OBJECTIVE: In the records that follow, locate every line with "turo" and extract it.

**** RECORDS FOR THE EXERCISE ****

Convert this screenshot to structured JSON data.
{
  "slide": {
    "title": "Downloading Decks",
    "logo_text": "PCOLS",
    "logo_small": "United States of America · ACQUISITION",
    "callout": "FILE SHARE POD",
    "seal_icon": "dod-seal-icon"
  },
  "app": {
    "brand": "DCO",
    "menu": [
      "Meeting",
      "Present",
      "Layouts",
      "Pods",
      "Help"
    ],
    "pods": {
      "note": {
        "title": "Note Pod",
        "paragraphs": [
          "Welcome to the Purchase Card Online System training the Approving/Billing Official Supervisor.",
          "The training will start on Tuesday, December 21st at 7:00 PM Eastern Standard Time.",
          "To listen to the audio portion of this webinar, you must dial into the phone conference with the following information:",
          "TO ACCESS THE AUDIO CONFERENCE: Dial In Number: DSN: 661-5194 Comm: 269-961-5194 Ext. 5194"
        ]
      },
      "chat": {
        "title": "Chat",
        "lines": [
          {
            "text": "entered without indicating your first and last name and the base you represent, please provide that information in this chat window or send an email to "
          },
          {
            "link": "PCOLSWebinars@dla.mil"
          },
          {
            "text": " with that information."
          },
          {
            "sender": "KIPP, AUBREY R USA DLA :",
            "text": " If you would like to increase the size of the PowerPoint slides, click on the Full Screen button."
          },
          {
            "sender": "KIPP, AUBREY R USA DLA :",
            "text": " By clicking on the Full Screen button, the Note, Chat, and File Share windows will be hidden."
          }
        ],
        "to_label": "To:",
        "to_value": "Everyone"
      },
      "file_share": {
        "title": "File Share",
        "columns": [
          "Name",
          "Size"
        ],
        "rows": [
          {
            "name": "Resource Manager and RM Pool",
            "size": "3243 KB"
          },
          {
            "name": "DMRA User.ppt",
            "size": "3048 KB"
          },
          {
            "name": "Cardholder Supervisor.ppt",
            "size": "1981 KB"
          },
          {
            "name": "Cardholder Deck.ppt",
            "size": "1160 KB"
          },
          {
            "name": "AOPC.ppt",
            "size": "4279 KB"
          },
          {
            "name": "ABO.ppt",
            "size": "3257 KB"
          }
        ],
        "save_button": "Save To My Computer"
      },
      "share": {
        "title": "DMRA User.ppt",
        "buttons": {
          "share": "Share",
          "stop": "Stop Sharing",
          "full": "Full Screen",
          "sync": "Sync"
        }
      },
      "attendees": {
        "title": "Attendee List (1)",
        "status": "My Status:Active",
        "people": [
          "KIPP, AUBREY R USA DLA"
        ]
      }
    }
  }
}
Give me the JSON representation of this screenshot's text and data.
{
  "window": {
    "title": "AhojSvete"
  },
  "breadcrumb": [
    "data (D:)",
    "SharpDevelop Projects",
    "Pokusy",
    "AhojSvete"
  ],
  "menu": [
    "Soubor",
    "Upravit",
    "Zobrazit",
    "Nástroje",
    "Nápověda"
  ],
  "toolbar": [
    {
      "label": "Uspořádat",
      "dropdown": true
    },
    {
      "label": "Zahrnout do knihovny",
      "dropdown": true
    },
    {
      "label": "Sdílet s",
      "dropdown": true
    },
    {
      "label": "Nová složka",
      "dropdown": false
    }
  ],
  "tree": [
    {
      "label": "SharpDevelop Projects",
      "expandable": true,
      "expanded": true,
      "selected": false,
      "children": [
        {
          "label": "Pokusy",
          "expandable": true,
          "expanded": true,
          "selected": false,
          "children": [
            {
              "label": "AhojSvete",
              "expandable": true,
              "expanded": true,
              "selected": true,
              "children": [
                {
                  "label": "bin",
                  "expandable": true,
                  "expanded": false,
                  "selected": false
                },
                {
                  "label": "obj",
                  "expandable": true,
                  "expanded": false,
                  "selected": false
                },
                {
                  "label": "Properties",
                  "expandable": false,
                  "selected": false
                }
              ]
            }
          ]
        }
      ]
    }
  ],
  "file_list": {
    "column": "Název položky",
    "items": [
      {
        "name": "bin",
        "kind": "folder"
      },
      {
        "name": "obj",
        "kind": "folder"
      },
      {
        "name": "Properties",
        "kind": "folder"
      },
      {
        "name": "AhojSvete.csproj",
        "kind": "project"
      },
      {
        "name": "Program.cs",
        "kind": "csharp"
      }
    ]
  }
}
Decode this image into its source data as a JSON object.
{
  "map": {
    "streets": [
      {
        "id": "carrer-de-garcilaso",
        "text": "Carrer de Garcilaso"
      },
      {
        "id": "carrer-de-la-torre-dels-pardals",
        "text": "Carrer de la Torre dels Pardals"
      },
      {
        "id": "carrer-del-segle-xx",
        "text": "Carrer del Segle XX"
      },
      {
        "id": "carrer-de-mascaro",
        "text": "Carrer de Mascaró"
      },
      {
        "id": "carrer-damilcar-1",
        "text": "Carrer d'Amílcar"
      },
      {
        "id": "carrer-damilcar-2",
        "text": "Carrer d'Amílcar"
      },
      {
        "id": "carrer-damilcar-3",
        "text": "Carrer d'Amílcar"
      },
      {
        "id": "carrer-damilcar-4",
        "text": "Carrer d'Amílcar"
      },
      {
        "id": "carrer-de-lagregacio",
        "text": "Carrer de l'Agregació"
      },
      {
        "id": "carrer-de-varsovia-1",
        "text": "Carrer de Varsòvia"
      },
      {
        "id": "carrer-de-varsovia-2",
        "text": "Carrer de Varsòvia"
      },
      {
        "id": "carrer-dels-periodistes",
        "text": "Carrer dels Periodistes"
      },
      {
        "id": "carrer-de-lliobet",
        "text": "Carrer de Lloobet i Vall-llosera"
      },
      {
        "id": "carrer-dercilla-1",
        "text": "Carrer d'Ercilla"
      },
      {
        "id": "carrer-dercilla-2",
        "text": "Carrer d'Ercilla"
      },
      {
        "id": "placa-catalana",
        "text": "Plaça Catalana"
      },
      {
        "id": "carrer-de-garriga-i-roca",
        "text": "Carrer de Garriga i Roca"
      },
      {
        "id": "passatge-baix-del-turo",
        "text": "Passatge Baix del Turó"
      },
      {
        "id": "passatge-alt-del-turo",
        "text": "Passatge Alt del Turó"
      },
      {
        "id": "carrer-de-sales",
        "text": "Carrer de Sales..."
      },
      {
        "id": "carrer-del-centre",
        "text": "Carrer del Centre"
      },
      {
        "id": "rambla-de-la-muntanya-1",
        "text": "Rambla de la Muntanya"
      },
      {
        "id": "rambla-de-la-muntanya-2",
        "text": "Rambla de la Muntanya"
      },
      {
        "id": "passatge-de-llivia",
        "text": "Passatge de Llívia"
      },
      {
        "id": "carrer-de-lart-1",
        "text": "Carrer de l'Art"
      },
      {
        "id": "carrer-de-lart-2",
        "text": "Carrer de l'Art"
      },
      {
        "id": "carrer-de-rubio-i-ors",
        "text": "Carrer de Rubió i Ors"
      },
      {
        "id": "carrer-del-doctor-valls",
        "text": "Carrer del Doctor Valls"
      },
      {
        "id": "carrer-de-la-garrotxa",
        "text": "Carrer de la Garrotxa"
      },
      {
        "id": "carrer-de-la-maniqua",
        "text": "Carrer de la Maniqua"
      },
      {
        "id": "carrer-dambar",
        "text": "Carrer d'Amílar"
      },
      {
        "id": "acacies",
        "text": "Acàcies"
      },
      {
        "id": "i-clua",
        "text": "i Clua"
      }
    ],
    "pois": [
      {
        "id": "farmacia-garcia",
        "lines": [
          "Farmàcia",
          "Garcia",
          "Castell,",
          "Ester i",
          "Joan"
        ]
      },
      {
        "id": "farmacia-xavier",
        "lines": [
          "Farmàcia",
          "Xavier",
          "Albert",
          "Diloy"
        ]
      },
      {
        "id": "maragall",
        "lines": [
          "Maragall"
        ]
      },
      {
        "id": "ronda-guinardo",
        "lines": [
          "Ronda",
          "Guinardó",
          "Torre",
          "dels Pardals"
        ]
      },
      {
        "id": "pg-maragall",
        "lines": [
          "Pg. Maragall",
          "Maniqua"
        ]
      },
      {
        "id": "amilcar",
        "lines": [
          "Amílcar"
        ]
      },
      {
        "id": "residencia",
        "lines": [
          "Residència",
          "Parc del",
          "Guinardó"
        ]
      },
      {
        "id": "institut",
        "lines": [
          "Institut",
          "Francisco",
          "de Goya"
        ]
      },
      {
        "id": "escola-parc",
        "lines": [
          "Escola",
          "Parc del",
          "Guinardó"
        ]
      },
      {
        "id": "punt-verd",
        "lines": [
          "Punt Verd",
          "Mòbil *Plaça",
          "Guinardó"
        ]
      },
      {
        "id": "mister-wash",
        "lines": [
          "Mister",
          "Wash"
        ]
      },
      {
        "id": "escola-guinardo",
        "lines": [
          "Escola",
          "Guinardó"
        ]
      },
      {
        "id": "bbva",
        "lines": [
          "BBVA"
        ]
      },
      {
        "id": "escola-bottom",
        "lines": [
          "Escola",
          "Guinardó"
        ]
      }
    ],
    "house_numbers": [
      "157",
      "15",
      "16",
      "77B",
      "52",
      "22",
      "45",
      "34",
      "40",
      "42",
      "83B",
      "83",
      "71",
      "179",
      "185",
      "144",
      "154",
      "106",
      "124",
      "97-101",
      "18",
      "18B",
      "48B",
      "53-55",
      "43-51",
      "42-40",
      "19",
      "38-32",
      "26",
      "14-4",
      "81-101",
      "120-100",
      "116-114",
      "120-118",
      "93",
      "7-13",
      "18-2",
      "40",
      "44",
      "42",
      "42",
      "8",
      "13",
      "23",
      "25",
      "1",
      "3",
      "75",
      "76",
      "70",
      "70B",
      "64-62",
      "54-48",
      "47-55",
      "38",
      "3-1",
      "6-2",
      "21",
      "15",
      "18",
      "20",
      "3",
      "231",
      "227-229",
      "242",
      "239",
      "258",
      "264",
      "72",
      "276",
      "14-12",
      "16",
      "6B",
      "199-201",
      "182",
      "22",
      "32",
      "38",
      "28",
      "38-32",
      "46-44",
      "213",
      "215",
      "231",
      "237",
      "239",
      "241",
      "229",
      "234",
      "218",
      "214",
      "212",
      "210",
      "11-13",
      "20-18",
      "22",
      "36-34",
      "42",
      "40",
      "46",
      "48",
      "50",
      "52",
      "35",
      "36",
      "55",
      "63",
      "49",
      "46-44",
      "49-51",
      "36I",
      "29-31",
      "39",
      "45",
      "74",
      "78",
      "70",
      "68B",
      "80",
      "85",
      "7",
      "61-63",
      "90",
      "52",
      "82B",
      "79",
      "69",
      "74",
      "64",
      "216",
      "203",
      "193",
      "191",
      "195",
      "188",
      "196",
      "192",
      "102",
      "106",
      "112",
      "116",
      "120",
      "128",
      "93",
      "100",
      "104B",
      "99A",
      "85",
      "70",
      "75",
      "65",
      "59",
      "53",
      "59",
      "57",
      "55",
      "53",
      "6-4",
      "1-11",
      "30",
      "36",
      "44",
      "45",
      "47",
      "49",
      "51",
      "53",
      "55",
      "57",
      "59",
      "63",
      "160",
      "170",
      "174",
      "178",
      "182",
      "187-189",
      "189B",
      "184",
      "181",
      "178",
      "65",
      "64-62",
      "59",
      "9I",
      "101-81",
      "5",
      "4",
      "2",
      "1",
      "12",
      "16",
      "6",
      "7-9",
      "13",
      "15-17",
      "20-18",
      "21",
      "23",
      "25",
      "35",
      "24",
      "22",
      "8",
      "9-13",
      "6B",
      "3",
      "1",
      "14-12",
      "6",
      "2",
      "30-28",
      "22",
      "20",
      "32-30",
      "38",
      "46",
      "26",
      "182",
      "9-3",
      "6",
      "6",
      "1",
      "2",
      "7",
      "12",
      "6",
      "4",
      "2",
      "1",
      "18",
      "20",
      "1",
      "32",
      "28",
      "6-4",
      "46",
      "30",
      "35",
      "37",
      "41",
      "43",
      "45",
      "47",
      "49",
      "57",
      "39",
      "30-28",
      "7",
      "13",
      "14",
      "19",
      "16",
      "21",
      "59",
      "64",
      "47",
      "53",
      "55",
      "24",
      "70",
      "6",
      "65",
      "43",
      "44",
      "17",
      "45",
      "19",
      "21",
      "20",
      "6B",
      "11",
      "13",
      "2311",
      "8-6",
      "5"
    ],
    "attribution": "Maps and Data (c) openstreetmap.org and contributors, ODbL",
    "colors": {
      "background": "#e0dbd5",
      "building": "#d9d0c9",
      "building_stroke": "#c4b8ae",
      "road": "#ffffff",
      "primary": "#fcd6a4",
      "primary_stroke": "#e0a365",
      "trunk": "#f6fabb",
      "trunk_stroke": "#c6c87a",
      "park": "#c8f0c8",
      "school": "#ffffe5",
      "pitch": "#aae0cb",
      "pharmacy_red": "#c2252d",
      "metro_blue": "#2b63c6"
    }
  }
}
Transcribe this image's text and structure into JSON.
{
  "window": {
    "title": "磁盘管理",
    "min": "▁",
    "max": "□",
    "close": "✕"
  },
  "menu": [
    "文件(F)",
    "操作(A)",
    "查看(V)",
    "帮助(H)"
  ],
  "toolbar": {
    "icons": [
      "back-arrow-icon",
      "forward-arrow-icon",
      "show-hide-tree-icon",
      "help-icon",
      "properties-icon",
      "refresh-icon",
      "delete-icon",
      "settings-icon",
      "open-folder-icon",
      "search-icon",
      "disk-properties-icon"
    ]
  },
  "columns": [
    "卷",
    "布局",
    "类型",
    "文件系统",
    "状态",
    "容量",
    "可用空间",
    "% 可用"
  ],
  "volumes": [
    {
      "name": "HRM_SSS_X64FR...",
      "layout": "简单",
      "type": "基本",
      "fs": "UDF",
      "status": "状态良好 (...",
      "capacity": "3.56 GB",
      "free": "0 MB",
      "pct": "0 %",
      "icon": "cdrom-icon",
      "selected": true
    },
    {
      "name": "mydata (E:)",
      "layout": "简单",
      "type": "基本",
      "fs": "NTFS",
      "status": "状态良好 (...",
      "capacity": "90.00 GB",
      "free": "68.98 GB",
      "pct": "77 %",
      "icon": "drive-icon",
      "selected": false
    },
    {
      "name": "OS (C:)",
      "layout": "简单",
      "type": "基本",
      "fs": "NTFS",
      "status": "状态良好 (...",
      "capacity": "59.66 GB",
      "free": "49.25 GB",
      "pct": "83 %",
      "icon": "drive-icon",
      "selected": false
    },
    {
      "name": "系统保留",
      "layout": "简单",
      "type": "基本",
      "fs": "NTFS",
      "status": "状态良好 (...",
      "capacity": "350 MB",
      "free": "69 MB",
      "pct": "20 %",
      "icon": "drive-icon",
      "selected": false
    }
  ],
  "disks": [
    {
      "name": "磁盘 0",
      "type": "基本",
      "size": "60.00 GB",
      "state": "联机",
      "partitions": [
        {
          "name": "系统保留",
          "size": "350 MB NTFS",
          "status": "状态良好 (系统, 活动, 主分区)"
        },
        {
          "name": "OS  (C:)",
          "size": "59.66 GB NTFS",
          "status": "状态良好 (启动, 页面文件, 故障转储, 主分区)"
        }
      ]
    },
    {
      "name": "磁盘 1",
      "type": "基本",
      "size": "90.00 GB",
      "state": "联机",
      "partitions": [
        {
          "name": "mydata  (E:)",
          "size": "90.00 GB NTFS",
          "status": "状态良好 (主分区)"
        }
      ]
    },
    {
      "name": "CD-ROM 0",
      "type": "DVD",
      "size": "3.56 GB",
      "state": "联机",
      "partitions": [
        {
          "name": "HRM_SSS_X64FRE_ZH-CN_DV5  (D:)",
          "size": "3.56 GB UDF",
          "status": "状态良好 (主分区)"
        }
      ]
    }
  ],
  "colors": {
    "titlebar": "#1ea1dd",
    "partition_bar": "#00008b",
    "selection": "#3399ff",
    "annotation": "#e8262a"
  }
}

****

CORRECT RESPONSE:
        "id": "passatge-baix-del-turo",
        "id": "passatge-alt-del-turo",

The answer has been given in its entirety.